**What is asked**
Reproduce the rows from the beginning through the line containing "- x-tick-label: 600: [723, 946, 800, 998]", changing "curve" to "plot-line" wherever it occurs and keeping everything else unchanged.

**Material for the task**
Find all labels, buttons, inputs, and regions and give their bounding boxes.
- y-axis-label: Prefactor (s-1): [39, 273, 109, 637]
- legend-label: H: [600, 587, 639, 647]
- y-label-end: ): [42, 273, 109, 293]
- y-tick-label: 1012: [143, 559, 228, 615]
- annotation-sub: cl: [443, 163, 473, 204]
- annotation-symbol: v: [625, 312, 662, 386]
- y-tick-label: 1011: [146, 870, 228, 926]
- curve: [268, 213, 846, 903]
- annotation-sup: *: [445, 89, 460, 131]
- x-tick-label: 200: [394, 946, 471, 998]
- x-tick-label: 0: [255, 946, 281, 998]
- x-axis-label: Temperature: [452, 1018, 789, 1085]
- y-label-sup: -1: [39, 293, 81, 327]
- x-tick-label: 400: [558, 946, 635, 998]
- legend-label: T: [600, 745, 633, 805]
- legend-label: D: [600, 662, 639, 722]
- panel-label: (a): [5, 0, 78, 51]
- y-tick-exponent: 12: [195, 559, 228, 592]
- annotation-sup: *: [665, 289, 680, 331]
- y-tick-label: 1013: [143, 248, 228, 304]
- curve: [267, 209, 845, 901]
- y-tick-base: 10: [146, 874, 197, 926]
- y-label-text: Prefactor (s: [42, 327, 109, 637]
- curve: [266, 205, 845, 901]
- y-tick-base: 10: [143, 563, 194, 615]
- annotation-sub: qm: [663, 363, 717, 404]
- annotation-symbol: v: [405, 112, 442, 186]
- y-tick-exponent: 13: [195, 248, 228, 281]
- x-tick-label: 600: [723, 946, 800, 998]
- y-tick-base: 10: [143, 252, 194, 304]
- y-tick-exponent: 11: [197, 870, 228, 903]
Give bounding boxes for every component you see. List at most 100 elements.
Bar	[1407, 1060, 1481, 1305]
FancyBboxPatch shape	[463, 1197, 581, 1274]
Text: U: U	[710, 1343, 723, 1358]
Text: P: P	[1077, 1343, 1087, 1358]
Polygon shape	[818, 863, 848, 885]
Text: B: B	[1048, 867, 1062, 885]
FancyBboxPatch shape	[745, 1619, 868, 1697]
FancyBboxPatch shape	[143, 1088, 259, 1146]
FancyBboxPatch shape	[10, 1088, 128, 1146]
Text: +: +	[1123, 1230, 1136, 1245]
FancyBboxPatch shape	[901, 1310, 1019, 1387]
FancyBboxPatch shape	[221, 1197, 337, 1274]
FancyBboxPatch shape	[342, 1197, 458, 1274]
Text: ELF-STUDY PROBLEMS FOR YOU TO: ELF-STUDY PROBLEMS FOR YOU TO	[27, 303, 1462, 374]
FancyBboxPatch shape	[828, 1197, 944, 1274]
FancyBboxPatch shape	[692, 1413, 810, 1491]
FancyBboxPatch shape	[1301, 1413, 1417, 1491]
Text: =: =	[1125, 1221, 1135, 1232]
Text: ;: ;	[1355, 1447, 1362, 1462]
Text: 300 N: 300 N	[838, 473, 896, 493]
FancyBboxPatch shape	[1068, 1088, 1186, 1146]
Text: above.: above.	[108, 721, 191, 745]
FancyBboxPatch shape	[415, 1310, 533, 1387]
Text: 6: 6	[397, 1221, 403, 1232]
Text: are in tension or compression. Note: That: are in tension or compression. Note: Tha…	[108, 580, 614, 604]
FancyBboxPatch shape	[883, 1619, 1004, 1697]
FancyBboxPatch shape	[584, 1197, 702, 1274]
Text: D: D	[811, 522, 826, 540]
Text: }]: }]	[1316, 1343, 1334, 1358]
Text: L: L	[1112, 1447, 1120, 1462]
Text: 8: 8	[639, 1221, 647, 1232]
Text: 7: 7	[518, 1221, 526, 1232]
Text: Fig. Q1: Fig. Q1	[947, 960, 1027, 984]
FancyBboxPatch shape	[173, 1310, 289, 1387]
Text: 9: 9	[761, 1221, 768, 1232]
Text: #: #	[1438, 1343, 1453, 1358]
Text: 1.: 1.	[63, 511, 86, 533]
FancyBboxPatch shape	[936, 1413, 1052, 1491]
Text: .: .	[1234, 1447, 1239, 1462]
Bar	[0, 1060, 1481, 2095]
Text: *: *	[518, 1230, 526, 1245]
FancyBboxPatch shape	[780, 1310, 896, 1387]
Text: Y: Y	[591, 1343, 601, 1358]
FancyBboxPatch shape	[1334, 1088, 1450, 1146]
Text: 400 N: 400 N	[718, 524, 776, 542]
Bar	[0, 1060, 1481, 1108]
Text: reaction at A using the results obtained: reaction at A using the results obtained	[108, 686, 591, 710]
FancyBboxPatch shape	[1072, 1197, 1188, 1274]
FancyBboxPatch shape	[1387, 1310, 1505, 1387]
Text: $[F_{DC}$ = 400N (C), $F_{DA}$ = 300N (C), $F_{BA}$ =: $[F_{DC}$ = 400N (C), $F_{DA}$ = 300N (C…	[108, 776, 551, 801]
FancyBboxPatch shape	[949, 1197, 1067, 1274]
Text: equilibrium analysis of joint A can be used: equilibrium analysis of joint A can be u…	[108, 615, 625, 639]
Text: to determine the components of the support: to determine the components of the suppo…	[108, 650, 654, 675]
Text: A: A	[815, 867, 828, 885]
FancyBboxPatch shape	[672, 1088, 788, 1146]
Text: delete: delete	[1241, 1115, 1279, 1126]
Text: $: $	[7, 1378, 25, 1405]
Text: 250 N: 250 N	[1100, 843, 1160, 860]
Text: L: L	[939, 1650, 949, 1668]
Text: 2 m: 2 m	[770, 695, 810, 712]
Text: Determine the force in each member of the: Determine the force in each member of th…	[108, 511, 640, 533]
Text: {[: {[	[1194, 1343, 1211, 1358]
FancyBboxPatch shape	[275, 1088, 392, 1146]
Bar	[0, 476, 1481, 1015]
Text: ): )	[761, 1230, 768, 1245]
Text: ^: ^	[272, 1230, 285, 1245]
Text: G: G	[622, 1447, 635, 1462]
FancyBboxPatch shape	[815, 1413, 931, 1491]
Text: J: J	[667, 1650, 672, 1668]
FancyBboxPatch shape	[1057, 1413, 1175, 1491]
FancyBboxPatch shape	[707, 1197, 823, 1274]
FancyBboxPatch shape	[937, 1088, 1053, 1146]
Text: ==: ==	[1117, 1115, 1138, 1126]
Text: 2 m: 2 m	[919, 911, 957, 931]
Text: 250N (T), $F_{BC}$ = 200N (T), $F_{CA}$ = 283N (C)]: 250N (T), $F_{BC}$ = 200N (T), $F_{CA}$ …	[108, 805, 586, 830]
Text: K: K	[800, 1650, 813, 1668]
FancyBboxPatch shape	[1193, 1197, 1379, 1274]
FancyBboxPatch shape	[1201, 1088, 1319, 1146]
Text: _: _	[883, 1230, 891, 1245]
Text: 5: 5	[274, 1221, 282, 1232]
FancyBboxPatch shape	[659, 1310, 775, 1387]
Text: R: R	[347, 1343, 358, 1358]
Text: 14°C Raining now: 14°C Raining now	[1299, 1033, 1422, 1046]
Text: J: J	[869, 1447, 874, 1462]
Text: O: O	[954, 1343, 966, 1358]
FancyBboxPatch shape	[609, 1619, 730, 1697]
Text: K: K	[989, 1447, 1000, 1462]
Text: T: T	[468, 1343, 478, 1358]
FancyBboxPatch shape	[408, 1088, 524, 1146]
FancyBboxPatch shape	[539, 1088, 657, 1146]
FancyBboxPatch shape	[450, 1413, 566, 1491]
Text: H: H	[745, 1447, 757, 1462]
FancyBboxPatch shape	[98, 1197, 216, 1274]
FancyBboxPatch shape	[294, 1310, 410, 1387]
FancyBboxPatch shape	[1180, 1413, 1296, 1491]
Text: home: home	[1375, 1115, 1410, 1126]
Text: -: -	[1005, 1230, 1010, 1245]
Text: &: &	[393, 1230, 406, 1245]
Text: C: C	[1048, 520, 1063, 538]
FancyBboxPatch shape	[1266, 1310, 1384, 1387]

**Result of the task**
Find all labels, buttons, inputs, and regions and give their bounding boxes.
- y-axis-label: Prefactor (s-1): [39, 273, 109, 637]
- legend-label: H: [600, 587, 639, 647]
- y-label-end: ): [42, 273, 109, 293]
- y-tick-label: 1012: [143, 559, 228, 615]
- annotation-sub: cl: [443, 163, 473, 204]
- annotation-symbol: v: [625, 312, 662, 386]
- y-tick-label: 1011: [146, 870, 228, 926]
- plot-line: [268, 213, 846, 903]
- annotation-sup: *: [445, 89, 460, 131]
- x-tick-label: 200: [394, 946, 471, 998]
- x-tick-label: 0: [255, 946, 281, 998]
- x-axis-label: Temperature: [452, 1018, 789, 1085]
- y-label-sup: -1: [39, 293, 81, 327]
- x-tick-label: 400: [558, 946, 635, 998]
- legend-label: T: [600, 745, 633, 805]
- legend-label: D: [600, 662, 639, 722]
- panel-label: (a): [5, 0, 78, 51]
- y-tick-exponent: 12: [195, 559, 228, 592]
- annotation-sup: *: [665, 289, 680, 331]
- y-tick-label: 1013: [143, 248, 228, 304]
- plot-line: [267, 209, 845, 901]
- y-tick-base: 10: [146, 874, 197, 926]
- y-label-text: Prefactor (s: [42, 327, 109, 637]
- plot-line: [266, 205, 845, 901]
- y-tick-base: 10: [143, 563, 194, 615]
- annotation-sub: qm: [663, 363, 717, 404]
- annotation-symbol: v: [405, 112, 442, 186]
- y-tick-exponent: 13: [195, 248, 228, 281]
- x-tick-label: 600: [723, 946, 800, 998]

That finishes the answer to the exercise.